**Records for the exercise**
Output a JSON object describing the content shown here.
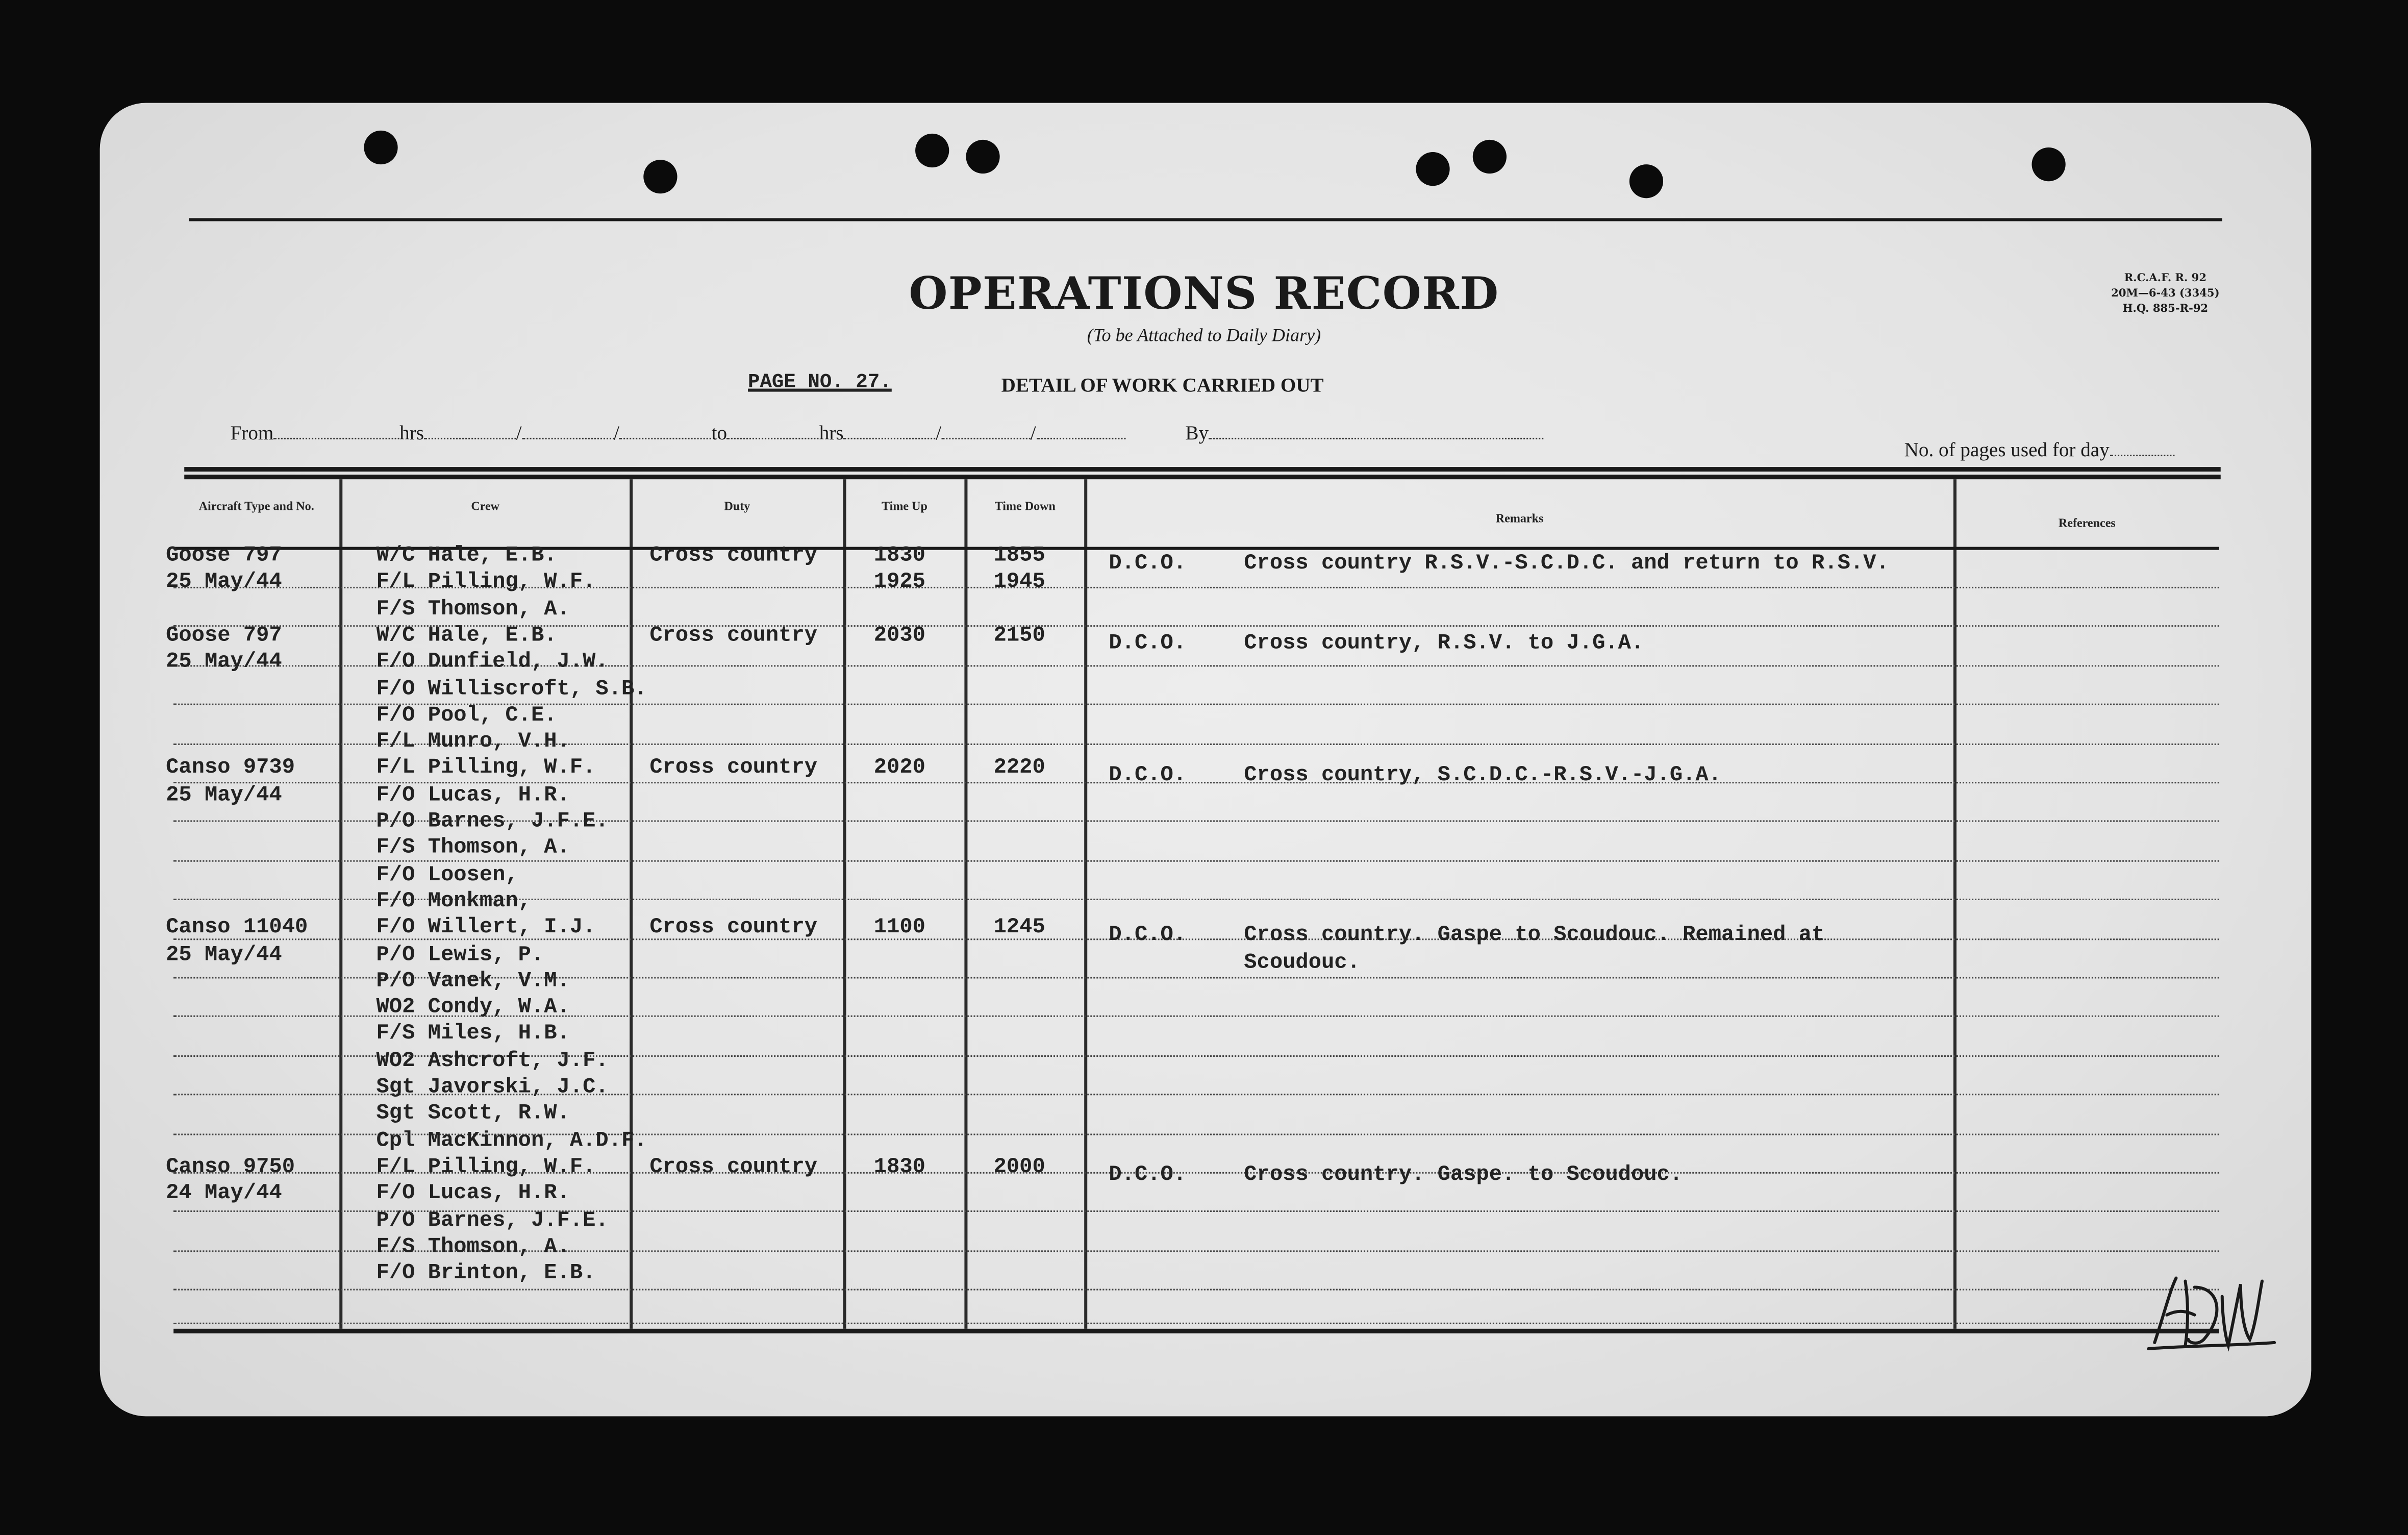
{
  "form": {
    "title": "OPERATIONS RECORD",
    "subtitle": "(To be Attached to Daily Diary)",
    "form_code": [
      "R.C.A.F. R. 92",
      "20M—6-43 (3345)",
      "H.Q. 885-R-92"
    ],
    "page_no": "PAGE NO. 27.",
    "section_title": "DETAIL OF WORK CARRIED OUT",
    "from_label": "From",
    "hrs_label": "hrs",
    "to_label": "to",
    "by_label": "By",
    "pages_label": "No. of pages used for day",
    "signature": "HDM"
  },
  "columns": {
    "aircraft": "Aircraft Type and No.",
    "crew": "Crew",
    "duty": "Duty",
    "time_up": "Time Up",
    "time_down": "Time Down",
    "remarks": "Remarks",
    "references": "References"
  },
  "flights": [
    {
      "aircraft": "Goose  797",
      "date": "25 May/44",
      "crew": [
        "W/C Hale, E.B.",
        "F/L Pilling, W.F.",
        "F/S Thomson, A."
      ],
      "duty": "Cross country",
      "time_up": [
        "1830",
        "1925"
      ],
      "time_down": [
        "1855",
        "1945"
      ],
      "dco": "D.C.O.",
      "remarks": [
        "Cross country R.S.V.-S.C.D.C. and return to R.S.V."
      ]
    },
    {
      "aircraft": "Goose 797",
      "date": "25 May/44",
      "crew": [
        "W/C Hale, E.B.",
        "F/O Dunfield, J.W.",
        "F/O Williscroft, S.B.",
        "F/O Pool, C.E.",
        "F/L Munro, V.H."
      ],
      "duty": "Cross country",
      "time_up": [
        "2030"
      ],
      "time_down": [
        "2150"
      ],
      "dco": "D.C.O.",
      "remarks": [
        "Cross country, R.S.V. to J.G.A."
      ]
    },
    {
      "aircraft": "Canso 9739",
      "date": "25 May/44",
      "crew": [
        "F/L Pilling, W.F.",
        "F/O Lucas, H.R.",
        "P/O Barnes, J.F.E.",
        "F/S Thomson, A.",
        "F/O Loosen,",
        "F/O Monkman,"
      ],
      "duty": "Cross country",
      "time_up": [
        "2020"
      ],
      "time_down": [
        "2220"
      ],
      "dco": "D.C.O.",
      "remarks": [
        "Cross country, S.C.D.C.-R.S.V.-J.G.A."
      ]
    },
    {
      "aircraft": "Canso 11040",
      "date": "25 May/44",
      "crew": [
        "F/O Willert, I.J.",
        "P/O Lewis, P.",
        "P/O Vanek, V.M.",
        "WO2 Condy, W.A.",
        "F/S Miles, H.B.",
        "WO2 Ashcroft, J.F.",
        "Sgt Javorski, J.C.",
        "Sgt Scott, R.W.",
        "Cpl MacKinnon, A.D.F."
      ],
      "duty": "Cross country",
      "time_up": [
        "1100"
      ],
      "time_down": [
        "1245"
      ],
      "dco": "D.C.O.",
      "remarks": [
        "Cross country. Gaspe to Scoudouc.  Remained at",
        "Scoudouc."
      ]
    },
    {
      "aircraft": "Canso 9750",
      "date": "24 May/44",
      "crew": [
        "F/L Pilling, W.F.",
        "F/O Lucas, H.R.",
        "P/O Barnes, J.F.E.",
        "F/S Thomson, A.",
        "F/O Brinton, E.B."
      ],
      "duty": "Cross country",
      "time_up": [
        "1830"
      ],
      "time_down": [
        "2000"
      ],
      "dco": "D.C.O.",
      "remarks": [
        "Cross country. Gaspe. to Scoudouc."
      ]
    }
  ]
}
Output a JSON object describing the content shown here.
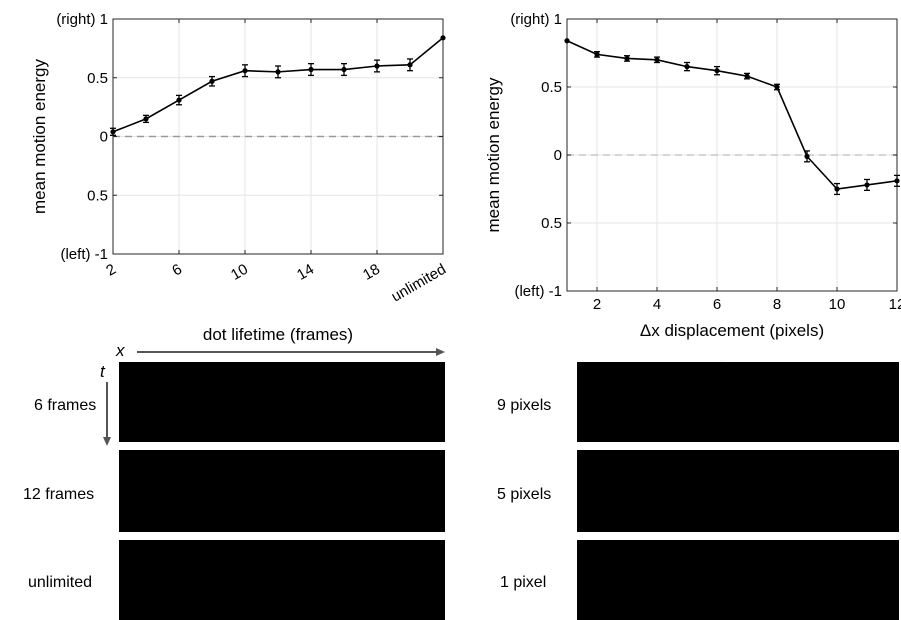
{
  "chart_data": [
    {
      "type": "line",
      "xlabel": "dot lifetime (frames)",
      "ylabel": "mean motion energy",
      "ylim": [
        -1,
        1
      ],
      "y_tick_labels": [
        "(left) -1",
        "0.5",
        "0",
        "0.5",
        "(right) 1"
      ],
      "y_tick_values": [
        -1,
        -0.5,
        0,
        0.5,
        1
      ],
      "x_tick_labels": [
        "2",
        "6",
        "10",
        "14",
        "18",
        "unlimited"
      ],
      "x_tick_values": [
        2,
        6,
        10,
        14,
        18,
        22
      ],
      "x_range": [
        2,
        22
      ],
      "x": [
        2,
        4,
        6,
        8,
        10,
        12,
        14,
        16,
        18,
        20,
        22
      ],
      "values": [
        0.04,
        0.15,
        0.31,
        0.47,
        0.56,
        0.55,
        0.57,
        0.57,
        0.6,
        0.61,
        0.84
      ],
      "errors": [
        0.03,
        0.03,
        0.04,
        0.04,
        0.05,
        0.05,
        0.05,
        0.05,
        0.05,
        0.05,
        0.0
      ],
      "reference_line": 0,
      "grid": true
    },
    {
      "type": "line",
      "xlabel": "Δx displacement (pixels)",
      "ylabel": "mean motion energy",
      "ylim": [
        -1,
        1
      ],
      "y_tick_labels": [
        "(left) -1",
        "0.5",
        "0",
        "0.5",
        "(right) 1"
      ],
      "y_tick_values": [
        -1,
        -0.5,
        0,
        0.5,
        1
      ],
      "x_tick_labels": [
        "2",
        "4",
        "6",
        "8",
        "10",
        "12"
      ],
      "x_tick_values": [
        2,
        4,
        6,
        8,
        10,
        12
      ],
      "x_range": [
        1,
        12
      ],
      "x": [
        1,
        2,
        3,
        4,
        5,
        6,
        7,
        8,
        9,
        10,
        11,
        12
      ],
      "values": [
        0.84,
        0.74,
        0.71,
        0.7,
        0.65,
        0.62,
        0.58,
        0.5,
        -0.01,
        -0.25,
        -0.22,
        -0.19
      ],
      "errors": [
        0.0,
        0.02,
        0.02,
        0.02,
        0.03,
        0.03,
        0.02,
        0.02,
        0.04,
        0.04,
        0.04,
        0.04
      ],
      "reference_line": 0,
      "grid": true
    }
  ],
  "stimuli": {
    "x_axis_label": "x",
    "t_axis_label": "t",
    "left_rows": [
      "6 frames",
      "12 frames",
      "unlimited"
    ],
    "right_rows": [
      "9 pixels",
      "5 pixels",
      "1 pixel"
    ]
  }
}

**Stated goal**
Pictures are excluded; output everything else in the data verbatim.

**In response**
Output a JSON object describing the content shown here.
{
  "form": {
    "title": "OPERATIONS RECORD",
    "subtitle": "(To be Attached to Daily Diary)",
    "form_code": [
      "R.C.A.F. R. 92",
      "20M—6-43 (3345)",
      "H.Q. 885-R-92"
    ],
    "page_no": "PAGE NO. 27.",
    "section_title": "DETAIL OF WORK CARRIED OUT",
    "from_label": "From",
    "hrs_label": "hrs",
    "to_label": "to",
    "by_label": "By",
    "pages_label": "No. of pages used for day",
    "signature": "HDM"
  },
  "columns": {
    "aircraft": "Aircraft Type and No.",
    "crew": "Crew",
    "duty": "Duty",
    "time_up": "Time Up",
    "time_down": "Time Down",
    "remarks": "Remarks",
    "references": "References"
  },
  "flights": [
    {
      "aircraft": "Goose  797",
      "date": "25 May/44",
      "crew": [
        "W/C Hale, E.B.",
        "F/L Pilling, W.F.",
        "F/S Thomson, A."
      ],
      "duty": "Cross country",
      "time_up": [
        "1830",
        "1925"
      ],
      "time_down": [
        "1855",
        "1945"
      ],
      "dco": "D.C.O.",
      "remarks": [
        "Cross country R.S.V.-S.C.D.C. and return to R.S.V."
      ]
    },
    {
      "aircraft": "Goose 797",
      "date": "25 May/44",
      "crew": [
        "W/C Hale, E.B.",
        "F/O Dunfield, J.W.",
        "F/O Williscroft, S.B.",
        "F/O Pool, C.E.",
        "F/L Munro, V.H."
      ],
      "duty": "Cross country",
      "time_up": [
        "2030"
      ],
      "time_down": [
        "2150"
      ],
      "dco": "D.C.O.",
      "remarks": [
        "Cross country, R.S.V. to J.G.A."
      ]
    },
    {
      "aircraft": "Canso 9739",
      "date": "25 May/44",
      "crew": [
        "F/L Pilling, W.F.",
        "F/O Lucas, H.R.",
        "P/O Barnes, J.F.E.",
        "F/S Thomson, A.",
        "F/O Loosen,",
        "F/O Monkman,"
      ],
      "duty": "Cross country",
      "time_up": [
        "2020"
      ],
      "time_down": [
        "2220"
      ],
      "dco": "D.C.O.",
      "remarks": [
        "Cross country, S.C.D.C.-R.S.V.-J.G.A."
      ]
    },
    {
      "aircraft": "Canso 11040",
      "date": "25 May/44",
      "crew": [
        "F/O Willert, I.J.",
        "P/O Lewis, P.",
        "P/O Vanek, V.M.",
        "WO2 Condy, W.A.",
        "F/S Miles, H.B.",
        "WO2 Ashcroft, J.F.",
        "Sgt Javorski, J.C.",
        "Sgt Scott, R.W.",
        "Cpl MacKinnon, A.D.F."
      ],
      "duty": "Cross country",
      "time_up": [
        "1100"
      ],
      "time_down": [
        "1245"
      ],
      "dco": "D.C.O.",
      "remarks": [
        "Cross country. Gaspe to Scoudouc.  Remained at",
        "Scoudouc."
      ]
    },
    {
      "aircraft": "Canso 9750",
      "date": "24 May/44",
      "crew": [
        "F/L Pilling, W.F.",
        "F/O Lucas, H.R.",
        "P/O Barnes, J.F.E.",
        "F/S Thomson, A.",
        "F/O Brinton, E.B."
      ],
      "duty": "Cross country",
      "time_up": [
        "1830"
      ],
      "time_down": [
        "2000"
      ],
      "dco": "D.C.O.",
      "remarks": [
        "Cross country. Gaspe. to Scoudouc."
      ]
    }
  ]
}
Output a JSON object describing the content shown here.
{
  "chart_data": [
    {
      "type": "line",
      "xlabel": "dot lifetime (frames)",
      "ylabel": "mean motion energy",
      "ylim": [
        -1,
        1
      ],
      "y_tick_labels": [
        "(left) -1",
        "0.5",
        "0",
        "0.5",
        "(right) 1"
      ],
      "y_tick_values": [
        -1,
        -0.5,
        0,
        0.5,
        1
      ],
      "x_tick_labels": [
        "2",
        "6",
        "10",
        "14",
        "18",
        "unlimited"
      ],
      "x_tick_values": [
        2,
        6,
        10,
        14,
        18,
        22
      ],
      "x_range": [
        2,
        22
      ],
      "x": [
        2,
        4,
        6,
        8,
        10,
        12,
        14,
        16,
        18,
        20,
        22
      ],
      "values": [
        0.04,
        0.15,
        0.31,
        0.47,
        0.56,
        0.55,
        0.57,
        0.57,
        0.6,
        0.61,
        0.84
      ],
      "errors": [
        0.03,
        0.03,
        0.04,
        0.04,
        0.05,
        0.05,
        0.05,
        0.05,
        0.05,
        0.05,
        0.0
      ],
      "reference_line": 0,
      "grid": true
    },
    {
      "type": "line",
      "xlabel": "Δx displacement (pixels)",
      "ylabel": "mean motion energy",
      "ylim": [
        -1,
        1
      ],
      "y_tick_labels": [
        "(left) -1",
        "0.5",
        "0",
        "0.5",
        "(right) 1"
      ],
      "y_tick_values": [
        -1,
        -0.5,
        0,
        0.5,
        1
      ],
      "x_tick_labels": [
        "2",
        "4",
        "6",
        "8",
        "10",
        "12"
      ],
      "x_tick_values": [
        2,
        4,
        6,
        8,
        10,
        12
      ],
      "x_range": [
        1,
        12
      ],
      "x": [
        1,
        2,
        3,
        4,
        5,
        6,
        7,
        8,
        9,
        10,
        11,
        12
      ],
      "values": [
        0.84,
        0.74,
        0.71,
        0.7,
        0.65,
        0.62,
        0.58,
        0.5,
        -0.01,
        -0.25,
        -0.22,
        -0.19
      ],
      "errors": [
        0.0,
        0.02,
        0.02,
        0.02,
        0.03,
        0.03,
        0.02,
        0.02,
        0.04,
        0.04,
        0.04,
        0.04
      ],
      "reference_line": 0,
      "grid": true
    }
  ],
  "stimuli": {
    "x_axis_label": "x",
    "t_axis_label": "t",
    "left_rows": [
      "6 frames",
      "12 frames",
      "unlimited"
    ],
    "right_rows": [
      "9 pixels",
      "5 pixels",
      "1 pixel"
    ]
  }
}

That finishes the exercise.